EXERCISE REQUIREMENTS.
Report how many lines of the following entries include the string "location"; respond with the number alone.

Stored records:
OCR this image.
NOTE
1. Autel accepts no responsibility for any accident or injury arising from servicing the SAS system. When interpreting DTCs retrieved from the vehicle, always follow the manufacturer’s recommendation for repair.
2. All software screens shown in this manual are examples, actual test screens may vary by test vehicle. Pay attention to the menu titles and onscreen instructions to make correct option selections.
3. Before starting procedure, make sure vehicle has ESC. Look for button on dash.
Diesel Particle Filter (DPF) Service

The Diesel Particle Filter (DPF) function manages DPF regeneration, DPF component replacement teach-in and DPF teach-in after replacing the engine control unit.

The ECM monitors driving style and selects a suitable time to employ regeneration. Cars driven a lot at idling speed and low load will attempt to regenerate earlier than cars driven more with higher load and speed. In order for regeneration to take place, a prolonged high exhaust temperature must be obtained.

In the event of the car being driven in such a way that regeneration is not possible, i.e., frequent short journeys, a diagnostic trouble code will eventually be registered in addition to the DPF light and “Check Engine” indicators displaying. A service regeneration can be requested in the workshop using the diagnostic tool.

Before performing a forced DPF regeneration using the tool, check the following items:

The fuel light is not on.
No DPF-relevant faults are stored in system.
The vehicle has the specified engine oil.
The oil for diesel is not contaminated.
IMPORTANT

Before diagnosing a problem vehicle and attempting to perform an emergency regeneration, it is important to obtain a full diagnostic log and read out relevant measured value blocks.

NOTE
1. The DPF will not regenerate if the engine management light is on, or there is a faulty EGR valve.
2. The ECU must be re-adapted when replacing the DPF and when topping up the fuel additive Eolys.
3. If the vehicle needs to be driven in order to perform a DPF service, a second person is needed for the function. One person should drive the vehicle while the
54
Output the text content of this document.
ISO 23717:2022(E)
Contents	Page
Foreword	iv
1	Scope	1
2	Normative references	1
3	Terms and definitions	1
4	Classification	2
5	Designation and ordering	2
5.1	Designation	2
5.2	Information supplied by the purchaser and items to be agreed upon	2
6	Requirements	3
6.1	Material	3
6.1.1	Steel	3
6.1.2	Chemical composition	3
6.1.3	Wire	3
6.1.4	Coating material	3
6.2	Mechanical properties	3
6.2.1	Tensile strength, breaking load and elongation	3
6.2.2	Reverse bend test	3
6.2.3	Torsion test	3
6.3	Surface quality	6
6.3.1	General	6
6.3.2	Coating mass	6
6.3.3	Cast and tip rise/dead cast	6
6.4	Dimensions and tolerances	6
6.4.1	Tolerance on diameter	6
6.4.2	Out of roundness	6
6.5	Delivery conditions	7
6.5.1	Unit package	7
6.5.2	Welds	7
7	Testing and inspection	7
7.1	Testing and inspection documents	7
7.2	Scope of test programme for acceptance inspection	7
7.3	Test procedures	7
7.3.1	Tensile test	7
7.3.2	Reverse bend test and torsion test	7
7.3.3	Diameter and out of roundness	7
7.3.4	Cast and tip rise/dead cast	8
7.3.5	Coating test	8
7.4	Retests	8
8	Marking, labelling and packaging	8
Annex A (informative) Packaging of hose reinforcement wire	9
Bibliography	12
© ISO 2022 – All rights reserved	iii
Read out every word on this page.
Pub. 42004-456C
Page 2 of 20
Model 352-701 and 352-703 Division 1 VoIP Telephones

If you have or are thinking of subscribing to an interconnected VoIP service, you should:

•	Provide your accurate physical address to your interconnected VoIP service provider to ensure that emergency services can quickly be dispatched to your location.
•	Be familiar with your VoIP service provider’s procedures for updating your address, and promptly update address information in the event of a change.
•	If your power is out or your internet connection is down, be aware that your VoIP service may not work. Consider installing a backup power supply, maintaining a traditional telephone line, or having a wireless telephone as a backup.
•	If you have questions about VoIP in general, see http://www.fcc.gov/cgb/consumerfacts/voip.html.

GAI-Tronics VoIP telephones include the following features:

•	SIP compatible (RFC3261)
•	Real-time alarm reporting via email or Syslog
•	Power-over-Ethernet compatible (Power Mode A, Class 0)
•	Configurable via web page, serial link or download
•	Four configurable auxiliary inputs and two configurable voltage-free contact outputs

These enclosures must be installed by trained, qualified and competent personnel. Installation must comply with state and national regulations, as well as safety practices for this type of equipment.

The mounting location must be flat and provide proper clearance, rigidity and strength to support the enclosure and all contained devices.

WRITTEN SOLUTION.
2